** BEGIN Dataset rows **
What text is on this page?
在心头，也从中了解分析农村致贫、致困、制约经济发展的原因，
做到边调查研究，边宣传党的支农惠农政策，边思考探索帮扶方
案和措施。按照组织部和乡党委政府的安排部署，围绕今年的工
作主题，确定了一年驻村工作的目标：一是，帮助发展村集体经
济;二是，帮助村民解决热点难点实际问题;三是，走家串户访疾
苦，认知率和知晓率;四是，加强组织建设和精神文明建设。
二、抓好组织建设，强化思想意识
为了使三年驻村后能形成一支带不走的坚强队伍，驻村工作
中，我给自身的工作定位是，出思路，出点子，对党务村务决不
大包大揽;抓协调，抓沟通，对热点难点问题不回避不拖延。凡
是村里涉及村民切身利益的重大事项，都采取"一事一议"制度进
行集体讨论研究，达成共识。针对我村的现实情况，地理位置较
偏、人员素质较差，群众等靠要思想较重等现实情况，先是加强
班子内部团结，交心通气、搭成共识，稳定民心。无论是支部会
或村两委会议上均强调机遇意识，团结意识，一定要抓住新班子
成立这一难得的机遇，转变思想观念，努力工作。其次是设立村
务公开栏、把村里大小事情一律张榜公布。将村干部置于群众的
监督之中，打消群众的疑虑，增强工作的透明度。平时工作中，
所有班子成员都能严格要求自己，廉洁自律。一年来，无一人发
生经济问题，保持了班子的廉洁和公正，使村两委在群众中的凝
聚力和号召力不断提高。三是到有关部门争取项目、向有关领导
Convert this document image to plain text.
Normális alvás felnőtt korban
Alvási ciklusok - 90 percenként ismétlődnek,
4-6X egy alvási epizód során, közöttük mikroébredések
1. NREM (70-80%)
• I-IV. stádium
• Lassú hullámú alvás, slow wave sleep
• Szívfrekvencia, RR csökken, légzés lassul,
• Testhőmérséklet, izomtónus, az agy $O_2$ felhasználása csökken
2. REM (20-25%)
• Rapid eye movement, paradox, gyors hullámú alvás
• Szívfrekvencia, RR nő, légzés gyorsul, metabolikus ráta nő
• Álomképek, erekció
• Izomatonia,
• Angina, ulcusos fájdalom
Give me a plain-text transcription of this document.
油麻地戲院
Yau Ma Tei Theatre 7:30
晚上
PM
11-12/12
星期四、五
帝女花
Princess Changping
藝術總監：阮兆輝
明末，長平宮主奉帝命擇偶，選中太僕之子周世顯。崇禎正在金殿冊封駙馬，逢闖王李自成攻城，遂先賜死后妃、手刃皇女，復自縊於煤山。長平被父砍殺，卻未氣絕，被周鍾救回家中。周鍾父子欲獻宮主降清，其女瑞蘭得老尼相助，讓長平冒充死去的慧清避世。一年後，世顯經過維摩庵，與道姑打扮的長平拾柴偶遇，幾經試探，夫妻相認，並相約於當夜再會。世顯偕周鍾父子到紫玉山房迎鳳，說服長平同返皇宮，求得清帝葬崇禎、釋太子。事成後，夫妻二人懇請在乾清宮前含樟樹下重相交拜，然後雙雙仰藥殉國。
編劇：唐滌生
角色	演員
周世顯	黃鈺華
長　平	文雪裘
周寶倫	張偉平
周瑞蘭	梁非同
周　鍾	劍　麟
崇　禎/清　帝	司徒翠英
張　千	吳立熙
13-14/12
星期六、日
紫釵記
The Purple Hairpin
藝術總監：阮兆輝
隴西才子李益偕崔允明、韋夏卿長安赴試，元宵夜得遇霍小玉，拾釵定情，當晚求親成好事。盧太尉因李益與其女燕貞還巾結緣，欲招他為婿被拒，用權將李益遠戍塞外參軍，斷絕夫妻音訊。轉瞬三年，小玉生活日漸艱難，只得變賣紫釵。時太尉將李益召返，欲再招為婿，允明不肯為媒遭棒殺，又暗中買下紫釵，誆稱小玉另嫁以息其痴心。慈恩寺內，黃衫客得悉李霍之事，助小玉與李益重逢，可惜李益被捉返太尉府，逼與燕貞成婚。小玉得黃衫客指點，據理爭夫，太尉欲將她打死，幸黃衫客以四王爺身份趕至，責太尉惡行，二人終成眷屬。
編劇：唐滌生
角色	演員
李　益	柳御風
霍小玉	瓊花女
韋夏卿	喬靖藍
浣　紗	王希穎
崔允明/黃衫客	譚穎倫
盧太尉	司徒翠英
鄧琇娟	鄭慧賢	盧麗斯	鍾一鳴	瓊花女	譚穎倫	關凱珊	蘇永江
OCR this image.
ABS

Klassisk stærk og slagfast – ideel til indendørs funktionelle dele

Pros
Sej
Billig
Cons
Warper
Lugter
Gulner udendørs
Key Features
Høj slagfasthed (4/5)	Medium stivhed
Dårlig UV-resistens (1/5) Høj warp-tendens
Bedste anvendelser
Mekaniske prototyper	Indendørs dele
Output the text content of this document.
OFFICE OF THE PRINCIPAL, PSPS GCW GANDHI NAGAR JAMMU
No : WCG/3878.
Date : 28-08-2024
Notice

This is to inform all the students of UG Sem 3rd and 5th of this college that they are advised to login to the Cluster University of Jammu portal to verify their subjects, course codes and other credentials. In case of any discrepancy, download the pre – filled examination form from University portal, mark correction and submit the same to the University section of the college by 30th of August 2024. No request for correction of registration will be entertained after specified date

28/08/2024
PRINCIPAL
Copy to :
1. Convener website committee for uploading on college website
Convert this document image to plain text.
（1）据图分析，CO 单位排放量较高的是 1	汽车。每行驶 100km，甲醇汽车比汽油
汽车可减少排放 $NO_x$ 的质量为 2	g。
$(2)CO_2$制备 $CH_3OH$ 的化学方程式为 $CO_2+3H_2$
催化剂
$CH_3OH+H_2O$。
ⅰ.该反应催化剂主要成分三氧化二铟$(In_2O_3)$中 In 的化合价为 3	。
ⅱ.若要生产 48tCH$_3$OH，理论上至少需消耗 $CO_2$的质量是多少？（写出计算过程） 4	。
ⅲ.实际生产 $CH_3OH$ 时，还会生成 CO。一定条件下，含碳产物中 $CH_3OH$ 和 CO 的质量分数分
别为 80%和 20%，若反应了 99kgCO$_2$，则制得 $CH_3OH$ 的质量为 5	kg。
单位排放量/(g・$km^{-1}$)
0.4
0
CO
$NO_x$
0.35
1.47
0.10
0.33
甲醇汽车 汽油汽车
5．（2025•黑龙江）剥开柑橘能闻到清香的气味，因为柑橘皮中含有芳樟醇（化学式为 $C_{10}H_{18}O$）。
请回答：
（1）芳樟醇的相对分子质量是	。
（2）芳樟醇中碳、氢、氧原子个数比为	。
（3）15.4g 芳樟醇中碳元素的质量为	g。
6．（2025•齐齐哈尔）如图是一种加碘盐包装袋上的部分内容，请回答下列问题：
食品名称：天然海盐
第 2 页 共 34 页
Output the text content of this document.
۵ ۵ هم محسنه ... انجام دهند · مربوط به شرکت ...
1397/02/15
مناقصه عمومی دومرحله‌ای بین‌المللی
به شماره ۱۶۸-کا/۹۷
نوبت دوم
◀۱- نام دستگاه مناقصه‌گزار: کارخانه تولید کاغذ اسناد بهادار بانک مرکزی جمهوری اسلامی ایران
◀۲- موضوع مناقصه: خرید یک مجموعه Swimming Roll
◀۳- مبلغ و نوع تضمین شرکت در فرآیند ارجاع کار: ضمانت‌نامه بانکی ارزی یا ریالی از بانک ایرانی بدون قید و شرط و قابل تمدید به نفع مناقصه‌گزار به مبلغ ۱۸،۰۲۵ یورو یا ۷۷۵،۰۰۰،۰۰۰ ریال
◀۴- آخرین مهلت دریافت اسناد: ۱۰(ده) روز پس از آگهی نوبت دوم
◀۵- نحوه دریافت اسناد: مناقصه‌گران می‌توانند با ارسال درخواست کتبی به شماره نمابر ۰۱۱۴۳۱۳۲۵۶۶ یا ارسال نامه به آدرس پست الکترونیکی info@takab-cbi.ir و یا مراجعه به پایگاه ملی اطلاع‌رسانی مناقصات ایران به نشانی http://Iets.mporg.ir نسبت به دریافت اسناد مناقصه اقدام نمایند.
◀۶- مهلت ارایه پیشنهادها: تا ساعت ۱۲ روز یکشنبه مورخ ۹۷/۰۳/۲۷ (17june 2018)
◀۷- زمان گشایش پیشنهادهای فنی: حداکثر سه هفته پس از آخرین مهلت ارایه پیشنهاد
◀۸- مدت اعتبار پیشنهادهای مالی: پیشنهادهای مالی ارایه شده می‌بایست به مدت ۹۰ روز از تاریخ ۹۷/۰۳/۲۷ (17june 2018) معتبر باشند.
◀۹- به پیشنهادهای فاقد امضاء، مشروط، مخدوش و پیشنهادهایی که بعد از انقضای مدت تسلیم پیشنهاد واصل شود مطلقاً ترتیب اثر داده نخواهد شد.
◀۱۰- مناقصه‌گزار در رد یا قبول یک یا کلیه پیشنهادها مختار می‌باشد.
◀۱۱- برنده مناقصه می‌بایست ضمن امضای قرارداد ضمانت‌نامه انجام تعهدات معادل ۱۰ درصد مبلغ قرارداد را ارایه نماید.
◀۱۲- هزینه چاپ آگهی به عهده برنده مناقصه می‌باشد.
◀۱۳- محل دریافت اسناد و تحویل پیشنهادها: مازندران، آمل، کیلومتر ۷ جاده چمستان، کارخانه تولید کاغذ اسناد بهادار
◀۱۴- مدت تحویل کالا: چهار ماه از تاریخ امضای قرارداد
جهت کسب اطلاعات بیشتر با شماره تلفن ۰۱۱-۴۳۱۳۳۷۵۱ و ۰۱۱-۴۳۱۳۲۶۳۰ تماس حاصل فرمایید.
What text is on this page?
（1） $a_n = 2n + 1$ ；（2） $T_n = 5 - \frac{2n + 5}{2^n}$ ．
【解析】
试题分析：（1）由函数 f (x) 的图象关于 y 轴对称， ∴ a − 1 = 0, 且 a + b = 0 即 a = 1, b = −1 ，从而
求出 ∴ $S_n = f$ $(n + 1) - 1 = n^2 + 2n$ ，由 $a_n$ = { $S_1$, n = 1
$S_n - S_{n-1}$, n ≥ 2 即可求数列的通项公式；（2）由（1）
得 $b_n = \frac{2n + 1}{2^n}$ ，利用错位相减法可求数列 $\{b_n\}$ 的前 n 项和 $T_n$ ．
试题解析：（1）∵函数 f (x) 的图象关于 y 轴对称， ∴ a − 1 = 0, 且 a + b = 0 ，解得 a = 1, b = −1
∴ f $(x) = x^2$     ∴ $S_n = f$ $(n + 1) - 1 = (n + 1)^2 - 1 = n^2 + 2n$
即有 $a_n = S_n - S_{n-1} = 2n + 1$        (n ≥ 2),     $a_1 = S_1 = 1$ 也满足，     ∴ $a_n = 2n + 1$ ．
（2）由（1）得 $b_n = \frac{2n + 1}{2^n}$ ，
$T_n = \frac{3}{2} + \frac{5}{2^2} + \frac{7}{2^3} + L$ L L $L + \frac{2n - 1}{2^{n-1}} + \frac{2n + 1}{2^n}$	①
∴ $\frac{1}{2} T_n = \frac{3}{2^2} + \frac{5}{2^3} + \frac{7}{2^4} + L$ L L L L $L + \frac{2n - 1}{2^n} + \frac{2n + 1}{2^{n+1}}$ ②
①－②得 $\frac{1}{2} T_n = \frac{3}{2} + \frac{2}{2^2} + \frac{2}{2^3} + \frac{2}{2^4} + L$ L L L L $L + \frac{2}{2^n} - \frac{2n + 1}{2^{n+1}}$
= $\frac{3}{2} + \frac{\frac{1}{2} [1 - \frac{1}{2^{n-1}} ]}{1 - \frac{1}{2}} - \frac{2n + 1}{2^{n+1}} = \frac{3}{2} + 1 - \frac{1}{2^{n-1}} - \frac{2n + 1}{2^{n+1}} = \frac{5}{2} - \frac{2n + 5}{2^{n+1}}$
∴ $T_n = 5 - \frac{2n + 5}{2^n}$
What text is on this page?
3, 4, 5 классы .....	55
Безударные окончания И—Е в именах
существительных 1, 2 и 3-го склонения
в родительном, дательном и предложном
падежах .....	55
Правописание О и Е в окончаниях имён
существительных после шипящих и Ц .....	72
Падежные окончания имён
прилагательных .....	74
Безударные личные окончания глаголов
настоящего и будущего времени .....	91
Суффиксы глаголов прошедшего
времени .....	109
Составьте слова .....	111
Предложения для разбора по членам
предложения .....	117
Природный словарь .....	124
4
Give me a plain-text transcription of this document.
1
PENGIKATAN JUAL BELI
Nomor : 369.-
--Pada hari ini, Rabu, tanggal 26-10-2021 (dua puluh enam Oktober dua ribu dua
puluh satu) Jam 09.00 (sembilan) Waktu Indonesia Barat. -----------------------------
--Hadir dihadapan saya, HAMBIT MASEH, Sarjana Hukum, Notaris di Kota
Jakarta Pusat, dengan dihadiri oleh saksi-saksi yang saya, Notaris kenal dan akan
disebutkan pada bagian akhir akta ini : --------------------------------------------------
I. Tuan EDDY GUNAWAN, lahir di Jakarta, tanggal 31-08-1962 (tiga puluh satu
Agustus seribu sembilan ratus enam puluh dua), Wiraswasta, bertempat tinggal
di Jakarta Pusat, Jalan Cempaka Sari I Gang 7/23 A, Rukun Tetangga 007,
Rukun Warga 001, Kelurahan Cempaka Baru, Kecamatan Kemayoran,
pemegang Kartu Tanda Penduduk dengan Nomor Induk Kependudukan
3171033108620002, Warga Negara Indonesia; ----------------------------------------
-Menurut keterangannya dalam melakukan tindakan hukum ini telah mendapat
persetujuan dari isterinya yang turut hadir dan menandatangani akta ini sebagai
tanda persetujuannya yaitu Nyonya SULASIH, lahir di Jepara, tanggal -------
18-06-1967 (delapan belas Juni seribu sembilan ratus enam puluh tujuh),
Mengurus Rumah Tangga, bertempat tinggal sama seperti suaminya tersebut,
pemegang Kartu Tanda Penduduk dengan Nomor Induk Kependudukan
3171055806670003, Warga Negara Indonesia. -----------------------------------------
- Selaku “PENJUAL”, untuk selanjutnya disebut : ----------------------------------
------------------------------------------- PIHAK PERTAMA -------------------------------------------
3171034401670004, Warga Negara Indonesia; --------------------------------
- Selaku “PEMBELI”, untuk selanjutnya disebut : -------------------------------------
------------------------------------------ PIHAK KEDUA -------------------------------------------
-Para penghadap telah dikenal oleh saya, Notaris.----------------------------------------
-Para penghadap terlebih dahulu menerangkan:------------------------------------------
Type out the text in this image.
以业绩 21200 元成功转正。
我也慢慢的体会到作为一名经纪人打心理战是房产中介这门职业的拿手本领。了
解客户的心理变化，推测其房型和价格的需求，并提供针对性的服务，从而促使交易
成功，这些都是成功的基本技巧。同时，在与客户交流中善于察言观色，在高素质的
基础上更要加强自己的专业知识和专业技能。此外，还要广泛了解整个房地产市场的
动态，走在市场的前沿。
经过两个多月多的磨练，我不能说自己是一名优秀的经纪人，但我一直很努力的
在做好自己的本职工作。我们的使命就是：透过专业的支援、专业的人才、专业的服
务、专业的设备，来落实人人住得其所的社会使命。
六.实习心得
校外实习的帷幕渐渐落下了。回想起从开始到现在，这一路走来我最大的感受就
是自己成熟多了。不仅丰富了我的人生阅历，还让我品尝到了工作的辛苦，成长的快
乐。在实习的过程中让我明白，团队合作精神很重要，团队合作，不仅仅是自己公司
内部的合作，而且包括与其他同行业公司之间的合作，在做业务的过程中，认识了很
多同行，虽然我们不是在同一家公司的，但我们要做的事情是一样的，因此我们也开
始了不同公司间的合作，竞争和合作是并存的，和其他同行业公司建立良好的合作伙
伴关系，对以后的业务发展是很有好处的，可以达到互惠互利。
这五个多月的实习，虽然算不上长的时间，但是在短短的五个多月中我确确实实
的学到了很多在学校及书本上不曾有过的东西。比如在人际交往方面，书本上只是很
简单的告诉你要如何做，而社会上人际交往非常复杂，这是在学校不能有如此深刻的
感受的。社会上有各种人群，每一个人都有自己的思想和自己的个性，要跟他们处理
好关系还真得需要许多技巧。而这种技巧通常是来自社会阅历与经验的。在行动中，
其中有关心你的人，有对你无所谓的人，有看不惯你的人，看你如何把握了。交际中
** END Dataset rows **
— Your goal —
Find and count the lines of the data that include the string "Warga", and report that figure by itself.

— Answer to this problem —
4